* **Working data**
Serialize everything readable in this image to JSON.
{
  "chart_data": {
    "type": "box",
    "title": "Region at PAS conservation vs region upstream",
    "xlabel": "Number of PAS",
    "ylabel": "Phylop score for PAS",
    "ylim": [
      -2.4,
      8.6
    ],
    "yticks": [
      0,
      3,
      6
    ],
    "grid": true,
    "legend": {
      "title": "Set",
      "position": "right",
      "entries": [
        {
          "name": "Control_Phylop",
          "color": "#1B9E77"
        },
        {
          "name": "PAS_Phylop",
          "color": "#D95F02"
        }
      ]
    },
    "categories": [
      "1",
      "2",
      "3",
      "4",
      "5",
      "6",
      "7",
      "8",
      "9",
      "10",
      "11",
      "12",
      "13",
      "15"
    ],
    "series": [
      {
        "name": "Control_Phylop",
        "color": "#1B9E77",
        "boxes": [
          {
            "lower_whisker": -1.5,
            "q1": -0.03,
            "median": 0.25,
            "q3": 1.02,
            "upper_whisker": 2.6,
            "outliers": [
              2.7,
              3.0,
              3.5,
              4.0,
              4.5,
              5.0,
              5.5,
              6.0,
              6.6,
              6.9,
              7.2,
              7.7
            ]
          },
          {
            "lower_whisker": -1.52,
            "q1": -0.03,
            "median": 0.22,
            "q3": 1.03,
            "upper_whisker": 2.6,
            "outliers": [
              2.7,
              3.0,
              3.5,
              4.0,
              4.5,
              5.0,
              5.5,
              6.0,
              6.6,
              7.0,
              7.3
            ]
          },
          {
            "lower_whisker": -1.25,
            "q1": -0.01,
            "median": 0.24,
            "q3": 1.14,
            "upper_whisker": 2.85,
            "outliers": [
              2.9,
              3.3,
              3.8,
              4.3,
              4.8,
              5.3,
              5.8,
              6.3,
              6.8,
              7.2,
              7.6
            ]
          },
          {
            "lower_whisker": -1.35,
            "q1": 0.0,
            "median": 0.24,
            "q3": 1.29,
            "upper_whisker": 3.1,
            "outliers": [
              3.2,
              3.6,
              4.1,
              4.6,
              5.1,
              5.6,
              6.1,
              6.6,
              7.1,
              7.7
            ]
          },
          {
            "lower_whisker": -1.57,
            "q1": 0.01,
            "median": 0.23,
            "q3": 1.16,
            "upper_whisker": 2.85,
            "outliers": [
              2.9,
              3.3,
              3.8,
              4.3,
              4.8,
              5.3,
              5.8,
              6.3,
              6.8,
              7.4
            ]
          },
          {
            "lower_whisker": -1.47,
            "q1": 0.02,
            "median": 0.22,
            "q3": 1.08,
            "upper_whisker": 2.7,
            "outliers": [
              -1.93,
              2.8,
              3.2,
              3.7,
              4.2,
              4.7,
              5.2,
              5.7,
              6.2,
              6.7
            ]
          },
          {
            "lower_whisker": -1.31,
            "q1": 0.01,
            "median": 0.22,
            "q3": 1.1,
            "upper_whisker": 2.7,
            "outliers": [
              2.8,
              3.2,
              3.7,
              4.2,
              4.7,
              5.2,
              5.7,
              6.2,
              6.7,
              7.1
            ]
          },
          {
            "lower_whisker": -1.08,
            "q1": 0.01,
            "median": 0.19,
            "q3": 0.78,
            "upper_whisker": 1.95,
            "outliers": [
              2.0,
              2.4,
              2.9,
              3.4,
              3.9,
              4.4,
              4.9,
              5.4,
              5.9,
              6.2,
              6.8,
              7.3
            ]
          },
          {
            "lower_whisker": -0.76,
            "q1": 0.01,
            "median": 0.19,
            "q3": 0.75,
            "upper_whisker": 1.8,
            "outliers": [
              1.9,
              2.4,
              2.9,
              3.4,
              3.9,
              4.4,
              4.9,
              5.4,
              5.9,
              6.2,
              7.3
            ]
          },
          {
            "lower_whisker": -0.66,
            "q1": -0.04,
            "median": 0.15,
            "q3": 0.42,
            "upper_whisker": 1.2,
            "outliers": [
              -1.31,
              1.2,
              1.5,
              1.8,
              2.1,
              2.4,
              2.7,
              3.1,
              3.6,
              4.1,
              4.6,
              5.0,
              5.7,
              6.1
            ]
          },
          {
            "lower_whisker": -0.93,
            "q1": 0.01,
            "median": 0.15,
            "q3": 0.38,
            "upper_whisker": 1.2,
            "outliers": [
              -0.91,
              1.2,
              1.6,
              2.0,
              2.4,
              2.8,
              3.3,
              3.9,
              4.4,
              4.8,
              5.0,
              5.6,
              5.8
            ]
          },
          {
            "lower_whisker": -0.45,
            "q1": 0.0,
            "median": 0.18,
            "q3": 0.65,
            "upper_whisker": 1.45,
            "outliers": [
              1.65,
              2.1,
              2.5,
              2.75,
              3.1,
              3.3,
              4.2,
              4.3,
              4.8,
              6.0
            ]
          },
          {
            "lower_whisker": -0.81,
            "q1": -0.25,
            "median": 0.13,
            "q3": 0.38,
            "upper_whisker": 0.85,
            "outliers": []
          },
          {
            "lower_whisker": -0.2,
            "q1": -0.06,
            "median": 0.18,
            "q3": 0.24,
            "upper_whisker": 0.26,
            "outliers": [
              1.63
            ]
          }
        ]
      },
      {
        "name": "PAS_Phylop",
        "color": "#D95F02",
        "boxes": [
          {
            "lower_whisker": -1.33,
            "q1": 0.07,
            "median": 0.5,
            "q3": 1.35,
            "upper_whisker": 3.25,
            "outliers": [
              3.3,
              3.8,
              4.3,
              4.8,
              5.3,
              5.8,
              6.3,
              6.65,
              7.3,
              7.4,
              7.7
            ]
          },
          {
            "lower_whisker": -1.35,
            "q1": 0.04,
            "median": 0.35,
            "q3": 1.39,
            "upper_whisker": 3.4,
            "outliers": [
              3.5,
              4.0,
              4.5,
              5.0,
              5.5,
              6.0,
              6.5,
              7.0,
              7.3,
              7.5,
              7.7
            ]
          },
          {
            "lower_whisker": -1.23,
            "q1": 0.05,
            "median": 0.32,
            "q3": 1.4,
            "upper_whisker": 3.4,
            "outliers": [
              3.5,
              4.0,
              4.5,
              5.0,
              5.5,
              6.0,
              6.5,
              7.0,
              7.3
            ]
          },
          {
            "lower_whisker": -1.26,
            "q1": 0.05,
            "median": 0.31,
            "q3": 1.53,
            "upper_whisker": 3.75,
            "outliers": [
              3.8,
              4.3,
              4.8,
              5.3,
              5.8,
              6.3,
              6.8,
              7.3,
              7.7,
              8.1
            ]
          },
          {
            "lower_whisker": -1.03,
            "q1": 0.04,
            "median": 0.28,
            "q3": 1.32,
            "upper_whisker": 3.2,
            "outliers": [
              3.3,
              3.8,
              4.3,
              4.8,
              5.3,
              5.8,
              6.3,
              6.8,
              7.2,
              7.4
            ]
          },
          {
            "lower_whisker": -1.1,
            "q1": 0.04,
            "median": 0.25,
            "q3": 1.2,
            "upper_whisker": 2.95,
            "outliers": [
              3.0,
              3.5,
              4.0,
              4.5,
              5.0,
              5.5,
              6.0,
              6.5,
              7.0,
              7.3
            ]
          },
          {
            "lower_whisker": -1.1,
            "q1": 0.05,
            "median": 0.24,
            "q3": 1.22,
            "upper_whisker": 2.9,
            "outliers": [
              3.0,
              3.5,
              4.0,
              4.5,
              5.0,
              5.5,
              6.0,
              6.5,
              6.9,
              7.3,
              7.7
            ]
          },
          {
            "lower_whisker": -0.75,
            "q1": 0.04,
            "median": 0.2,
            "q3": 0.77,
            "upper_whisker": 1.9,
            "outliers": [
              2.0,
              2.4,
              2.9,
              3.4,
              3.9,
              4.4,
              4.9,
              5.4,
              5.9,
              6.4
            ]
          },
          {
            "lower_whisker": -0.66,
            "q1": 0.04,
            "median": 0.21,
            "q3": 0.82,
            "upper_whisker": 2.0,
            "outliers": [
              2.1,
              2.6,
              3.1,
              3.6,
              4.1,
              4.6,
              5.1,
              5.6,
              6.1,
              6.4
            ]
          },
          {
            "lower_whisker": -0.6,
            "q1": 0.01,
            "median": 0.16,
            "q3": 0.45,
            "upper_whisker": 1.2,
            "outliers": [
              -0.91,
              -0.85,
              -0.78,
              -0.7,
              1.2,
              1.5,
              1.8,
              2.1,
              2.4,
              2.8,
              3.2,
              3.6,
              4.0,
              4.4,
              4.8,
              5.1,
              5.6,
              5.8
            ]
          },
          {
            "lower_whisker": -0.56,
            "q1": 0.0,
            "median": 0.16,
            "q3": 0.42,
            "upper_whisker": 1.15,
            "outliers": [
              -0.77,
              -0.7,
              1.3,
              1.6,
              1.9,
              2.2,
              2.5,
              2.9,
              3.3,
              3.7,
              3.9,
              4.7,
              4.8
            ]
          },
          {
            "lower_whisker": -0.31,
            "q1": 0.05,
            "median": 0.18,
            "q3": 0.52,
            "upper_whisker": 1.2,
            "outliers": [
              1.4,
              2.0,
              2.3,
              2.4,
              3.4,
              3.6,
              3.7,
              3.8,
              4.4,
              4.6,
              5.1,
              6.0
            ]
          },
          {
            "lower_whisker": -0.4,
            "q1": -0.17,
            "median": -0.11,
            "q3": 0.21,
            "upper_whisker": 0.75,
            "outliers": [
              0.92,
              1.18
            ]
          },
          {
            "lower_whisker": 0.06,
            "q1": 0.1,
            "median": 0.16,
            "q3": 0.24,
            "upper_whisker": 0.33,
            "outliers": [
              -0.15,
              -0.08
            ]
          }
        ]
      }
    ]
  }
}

* **What the task asks**
Go over the records above and tally each line that includes "name". Give the total by itself.

* **Exercise result**
4